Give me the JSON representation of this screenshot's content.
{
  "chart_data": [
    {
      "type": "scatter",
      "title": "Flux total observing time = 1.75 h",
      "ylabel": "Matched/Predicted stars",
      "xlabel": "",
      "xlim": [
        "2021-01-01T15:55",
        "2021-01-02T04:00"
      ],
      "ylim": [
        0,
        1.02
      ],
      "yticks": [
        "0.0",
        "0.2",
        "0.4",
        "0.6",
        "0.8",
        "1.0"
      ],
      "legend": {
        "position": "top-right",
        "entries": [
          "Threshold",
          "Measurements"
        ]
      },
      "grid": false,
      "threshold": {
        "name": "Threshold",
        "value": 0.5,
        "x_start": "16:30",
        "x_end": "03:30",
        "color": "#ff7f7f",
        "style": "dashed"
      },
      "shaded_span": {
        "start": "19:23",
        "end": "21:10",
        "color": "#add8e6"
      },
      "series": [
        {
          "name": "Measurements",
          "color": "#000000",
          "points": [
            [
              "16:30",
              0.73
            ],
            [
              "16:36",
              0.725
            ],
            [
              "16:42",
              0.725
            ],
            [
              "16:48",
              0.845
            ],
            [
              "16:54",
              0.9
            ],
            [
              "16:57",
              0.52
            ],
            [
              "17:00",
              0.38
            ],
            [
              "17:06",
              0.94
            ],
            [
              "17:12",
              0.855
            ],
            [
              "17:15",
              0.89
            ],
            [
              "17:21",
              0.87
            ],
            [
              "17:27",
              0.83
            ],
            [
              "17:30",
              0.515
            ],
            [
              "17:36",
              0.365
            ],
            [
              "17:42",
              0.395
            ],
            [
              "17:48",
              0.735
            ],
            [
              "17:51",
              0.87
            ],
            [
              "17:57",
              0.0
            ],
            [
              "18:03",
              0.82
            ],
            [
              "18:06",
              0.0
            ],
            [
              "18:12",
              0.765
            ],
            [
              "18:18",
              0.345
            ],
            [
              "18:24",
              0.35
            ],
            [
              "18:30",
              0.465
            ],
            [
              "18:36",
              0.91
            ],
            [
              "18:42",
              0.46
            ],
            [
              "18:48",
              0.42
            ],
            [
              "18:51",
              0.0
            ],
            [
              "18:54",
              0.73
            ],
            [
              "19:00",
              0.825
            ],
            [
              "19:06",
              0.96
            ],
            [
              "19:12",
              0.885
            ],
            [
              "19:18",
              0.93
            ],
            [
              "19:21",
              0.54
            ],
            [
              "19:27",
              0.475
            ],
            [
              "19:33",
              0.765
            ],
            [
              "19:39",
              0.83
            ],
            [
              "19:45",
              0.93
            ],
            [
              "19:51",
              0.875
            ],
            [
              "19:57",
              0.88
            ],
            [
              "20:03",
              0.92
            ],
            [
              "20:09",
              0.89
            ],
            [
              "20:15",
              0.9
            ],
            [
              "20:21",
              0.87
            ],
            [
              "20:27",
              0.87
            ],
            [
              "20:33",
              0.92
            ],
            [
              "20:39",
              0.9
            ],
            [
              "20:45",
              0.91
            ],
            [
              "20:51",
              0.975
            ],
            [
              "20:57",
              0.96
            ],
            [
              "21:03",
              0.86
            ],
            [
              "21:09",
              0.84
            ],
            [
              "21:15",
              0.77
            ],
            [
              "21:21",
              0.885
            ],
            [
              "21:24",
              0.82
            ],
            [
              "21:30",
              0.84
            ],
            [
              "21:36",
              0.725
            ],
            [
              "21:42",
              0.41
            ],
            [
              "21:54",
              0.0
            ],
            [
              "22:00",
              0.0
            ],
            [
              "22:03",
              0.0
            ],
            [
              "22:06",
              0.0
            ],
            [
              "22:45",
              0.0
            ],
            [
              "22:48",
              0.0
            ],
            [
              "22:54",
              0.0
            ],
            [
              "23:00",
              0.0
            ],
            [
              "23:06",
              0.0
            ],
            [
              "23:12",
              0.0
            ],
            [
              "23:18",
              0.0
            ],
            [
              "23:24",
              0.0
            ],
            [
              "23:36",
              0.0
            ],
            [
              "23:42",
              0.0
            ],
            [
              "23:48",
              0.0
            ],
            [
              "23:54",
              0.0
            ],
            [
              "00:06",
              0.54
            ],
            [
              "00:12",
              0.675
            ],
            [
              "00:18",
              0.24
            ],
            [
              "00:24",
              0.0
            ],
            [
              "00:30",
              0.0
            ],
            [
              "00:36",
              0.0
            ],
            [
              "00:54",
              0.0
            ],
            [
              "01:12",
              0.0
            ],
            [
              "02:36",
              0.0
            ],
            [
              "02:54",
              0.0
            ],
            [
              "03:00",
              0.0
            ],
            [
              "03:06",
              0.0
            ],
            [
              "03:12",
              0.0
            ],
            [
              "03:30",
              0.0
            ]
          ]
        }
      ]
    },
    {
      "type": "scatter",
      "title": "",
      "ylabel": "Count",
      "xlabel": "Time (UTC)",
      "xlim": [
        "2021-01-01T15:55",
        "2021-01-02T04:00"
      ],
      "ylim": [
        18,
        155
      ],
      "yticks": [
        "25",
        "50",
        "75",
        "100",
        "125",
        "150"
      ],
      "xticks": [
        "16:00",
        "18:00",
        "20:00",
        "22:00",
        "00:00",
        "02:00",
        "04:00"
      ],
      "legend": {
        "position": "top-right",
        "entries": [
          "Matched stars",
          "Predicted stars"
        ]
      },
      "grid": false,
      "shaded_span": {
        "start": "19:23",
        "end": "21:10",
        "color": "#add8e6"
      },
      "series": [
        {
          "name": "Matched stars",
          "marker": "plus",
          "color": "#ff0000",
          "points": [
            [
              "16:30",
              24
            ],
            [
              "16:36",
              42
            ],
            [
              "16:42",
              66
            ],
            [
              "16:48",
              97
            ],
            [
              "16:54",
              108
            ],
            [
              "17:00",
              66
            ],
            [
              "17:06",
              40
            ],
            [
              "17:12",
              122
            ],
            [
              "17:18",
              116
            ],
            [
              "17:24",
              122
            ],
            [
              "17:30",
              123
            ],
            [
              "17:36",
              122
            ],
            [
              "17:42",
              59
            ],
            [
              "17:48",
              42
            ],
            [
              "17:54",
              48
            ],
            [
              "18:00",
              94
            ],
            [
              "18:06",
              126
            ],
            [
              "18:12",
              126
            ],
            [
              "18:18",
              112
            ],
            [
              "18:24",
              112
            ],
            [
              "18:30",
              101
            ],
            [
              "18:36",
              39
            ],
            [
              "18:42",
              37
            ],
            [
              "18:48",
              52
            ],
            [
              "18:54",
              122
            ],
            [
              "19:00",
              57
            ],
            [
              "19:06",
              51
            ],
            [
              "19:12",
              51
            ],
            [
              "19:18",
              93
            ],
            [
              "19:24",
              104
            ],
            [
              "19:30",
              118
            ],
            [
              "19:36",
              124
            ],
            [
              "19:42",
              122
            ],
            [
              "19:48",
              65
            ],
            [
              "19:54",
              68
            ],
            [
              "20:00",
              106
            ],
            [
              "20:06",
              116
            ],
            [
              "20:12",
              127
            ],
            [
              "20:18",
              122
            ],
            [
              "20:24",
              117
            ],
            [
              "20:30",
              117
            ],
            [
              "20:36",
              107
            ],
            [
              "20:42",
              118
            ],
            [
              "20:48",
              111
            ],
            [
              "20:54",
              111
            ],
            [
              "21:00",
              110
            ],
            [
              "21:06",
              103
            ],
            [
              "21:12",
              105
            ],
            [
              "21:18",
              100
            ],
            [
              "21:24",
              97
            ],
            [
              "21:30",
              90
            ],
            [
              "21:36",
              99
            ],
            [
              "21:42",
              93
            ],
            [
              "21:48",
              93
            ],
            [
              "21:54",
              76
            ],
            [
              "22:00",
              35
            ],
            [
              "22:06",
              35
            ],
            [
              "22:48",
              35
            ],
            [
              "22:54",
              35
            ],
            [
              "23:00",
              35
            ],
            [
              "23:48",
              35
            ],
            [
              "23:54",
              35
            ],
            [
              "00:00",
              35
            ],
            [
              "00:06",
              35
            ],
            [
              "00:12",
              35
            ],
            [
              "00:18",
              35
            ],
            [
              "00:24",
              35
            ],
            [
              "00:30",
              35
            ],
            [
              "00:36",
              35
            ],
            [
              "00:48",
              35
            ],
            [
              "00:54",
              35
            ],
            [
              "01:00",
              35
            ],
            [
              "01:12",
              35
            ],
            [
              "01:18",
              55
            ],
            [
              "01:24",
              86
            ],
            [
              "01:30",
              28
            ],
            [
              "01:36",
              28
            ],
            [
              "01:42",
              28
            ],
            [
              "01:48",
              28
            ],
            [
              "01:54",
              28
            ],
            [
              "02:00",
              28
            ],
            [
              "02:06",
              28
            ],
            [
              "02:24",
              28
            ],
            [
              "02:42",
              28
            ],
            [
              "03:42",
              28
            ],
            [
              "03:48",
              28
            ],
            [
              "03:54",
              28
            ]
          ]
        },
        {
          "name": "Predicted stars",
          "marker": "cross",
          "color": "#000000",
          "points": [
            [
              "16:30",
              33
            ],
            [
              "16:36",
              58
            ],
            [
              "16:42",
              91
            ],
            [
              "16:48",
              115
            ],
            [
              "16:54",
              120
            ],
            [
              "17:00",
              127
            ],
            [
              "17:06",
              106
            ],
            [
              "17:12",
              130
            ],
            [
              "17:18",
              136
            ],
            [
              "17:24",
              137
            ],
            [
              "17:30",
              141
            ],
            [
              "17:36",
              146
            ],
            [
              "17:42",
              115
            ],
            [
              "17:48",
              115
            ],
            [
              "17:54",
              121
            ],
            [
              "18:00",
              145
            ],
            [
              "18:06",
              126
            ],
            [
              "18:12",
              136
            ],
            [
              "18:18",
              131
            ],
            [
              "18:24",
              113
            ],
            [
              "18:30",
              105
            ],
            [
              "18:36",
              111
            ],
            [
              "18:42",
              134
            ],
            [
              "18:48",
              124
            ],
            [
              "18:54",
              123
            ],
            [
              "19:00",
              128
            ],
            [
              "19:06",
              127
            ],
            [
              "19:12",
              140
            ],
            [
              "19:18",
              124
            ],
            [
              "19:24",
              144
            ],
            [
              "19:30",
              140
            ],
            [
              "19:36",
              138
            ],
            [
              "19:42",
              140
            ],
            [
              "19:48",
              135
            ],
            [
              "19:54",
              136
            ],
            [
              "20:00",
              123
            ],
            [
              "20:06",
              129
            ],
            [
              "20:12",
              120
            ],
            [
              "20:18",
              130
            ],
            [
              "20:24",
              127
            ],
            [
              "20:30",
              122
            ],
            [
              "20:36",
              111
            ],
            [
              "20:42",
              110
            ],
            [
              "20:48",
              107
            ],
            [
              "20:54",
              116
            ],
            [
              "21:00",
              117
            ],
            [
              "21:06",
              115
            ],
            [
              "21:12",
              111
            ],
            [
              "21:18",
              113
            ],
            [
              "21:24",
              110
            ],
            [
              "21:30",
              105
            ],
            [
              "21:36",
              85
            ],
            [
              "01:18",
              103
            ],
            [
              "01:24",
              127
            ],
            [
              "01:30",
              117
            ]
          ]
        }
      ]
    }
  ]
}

◆ ◆ ◆ ◆ ◆

:: EXERCISE GOAL ::
In the lines above, find each one with "ylabel" and list it.

:: SOLVED EXERCISE ::
      "ylabel": "Matched/Predicted stars",
      "ylabel": "Count",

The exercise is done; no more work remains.